*WORK INSTRUCTIONS*
Copy the listing verbatim, excluding any images found in it.

(Items from a figure collection)
· · ·
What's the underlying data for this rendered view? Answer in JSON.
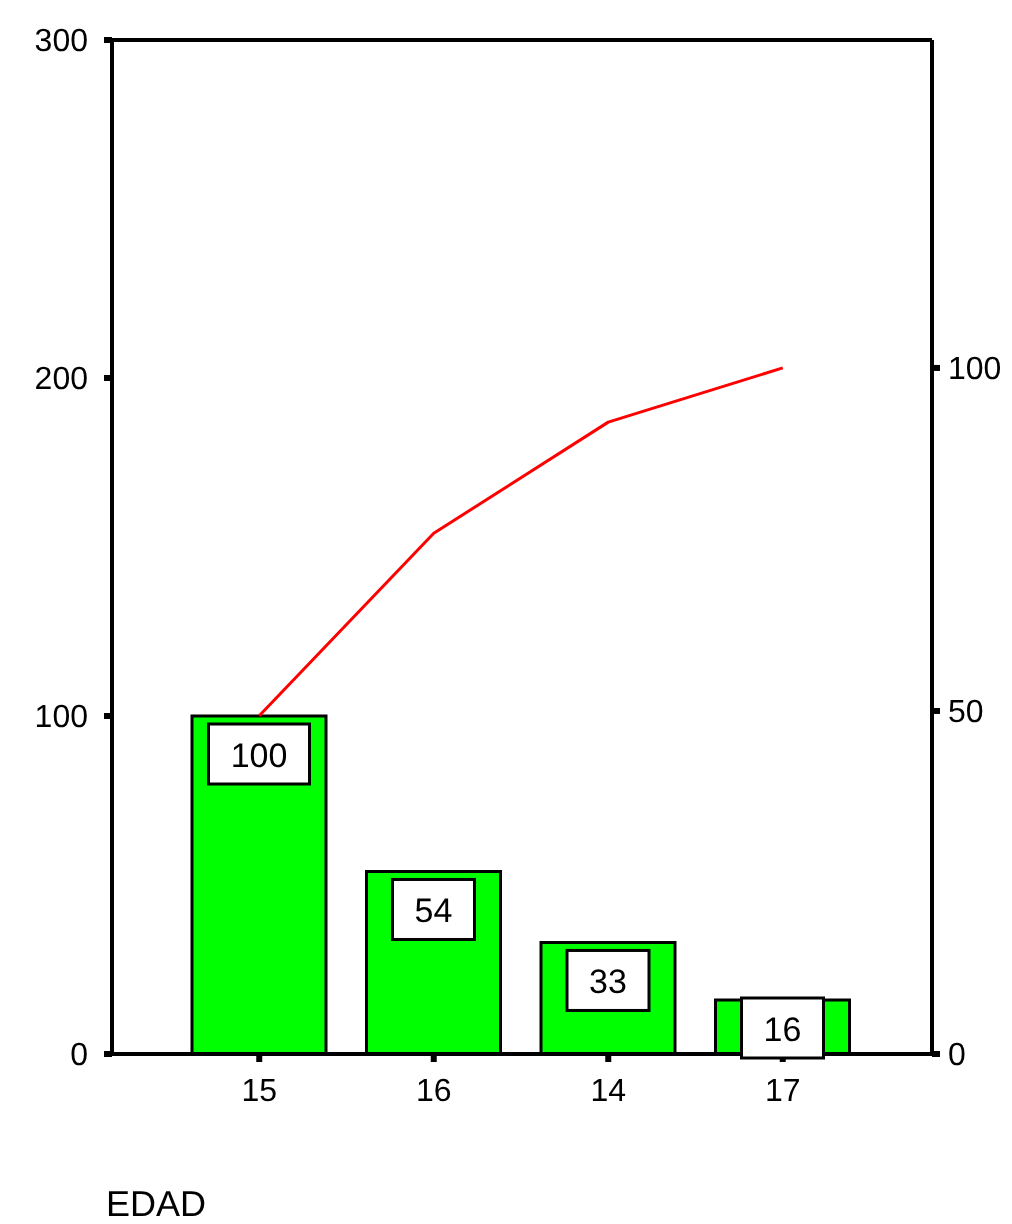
{
  "chart_data": {
    "type": "bar",
    "xlabel": "EDAD",
    "categories": [
      "15",
      "16",
      "14",
      "17"
    ],
    "series": [
      {
        "color": "#00ff00",
        "values": [
          100,
          54,
          33,
          16
        ],
        "value_labels": [
          "100",
          "54",
          "33",
          "16"
        ]
      },
      {
        "type": "line",
        "axis": "y2",
        "color": "#ff0000",
        "values": [
          49.3,
          75.9,
          92.1,
          100
        ]
      }
    ],
    "ylim": [
      0,
      300
    ],
    "yticks": [
      0,
      100,
      200,
      300
    ],
    "y2lim": [
      0,
      147.8
    ],
    "y2ticks": [
      0,
      50,
      100
    ],
    "grid": false,
    "legend": false
  }
}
· · ·
*SOLUTION TO THIS PROBLEM*
What's the underlying data for this rendered view? Answer in JSON.
{
  "chart_data": {
    "type": "bar",
    "xlabel": "EDAD",
    "categories": [
      "15",
      "16",
      "14",
      "17"
    ],
    "series": [
      {
        "color": "#00ff00",
        "values": [
          100,
          54,
          33,
          16
        ],
        "value_labels": [
          "100",
          "54",
          "33",
          "16"
        ]
      },
      {
        "type": "line",
        "axis": "y2",
        "color": "#ff0000",
        "values": [
          49.3,
          75.9,
          92.1,
          100
        ]
      }
    ],
    "ylim": [
      0,
      300
    ],
    "yticks": [
      0,
      100,
      200,
      300
    ],
    "y2lim": [
      0,
      147.8
    ],
    "y2ticks": [
      0,
      50,
      100
    ],
    "grid": false,
    "legend": false
  }
}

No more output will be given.